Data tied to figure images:
↓↓↓

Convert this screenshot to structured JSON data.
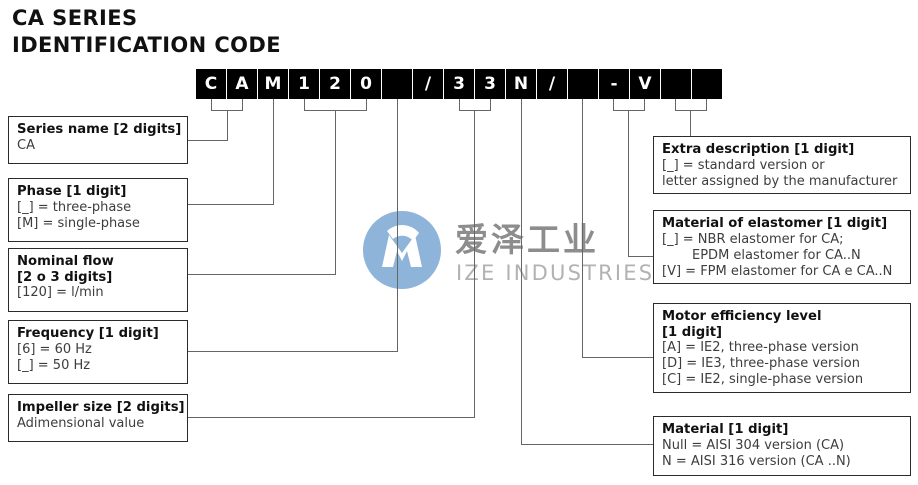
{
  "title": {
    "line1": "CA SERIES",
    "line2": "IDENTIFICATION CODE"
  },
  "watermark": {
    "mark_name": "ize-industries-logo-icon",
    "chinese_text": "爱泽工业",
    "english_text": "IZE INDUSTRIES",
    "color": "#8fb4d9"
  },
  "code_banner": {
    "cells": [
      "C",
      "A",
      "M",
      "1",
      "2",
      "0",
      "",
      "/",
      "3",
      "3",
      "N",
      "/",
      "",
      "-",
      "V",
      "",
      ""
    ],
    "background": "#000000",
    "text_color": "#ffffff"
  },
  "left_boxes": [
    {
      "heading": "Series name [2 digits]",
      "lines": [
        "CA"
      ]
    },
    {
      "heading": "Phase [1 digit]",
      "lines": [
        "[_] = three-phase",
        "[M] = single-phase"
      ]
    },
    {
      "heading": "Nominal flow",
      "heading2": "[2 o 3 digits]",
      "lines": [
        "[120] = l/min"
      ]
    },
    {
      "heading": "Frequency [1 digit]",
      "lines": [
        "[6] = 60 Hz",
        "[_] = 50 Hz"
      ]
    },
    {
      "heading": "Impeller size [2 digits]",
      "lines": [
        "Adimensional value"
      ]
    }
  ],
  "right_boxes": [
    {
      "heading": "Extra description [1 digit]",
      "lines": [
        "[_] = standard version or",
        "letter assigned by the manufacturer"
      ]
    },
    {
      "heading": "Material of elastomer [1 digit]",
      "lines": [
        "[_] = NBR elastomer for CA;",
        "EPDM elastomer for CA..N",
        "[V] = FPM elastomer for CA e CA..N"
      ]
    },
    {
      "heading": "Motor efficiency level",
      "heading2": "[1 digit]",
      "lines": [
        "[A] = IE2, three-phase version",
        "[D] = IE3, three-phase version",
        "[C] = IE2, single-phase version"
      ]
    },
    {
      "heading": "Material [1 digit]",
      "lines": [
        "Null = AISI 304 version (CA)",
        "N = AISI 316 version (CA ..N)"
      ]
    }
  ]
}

↑↑↑

§ What you are asked to do:
Copy all the entries word for word. Omit any pictures.

§ Completed exercise:
Convert this screenshot to structured JSON data.
{
  "title": {
    "line1": "CA SERIES",
    "line2": "IDENTIFICATION CODE"
  },
  "watermark": {
    "mark_name": "ize-industries-logo-icon",
    "chinese_text": "爱泽工业",
    "english_text": "IZE INDUSTRIES",
    "color": "#8fb4d9"
  },
  "code_banner": {
    "cells": [
      "C",
      "A",
      "M",
      "1",
      "2",
      "0",
      "",
      "/",
      "3",
      "3",
      "N",
      "/",
      "",
      "-",
      "V",
      "",
      ""
    ],
    "background": "#000000",
    "text_color": "#ffffff"
  },
  "left_boxes": [
    {
      "heading": "Series name [2 digits]",
      "lines": [
        "CA"
      ]
    },
    {
      "heading": "Phase [1 digit]",
      "lines": [
        "[_] = three-phase",
        "[M] = single-phase"
      ]
    },
    {
      "heading": "Nominal flow",
      "heading2": "[2 o 3 digits]",
      "lines": [
        "[120] = l/min"
      ]
    },
    {
      "heading": "Frequency [1 digit]",
      "lines": [
        "[6] = 60 Hz",
        "[_] = 50 Hz"
      ]
    },
    {
      "heading": "Impeller size [2 digits]",
      "lines": [
        "Adimensional value"
      ]
    }
  ],
  "right_boxes": [
    {
      "heading": "Extra description [1 digit]",
      "lines": [
        "[_] = standard version or",
        "letter assigned by the manufacturer"
      ]
    },
    {
      "heading": "Material of elastomer [1 digit]",
      "lines": [
        "[_] = NBR elastomer for CA;",
        "EPDM elastomer for CA..N",
        "[V] = FPM elastomer for CA e CA..N"
      ]
    },
    {
      "heading": "Motor efficiency level",
      "heading2": "[1 digit]",
      "lines": [
        "[A] = IE2, three-phase version",
        "[D] = IE3, three-phase version",
        "[C] = IE2, single-phase version"
      ]
    },
    {
      "heading": "Material [1 digit]",
      "lines": [
        "Null = AISI 304 version (CA)",
        "N = AISI 316 version (CA ..N)"
      ]
    }
  ]
}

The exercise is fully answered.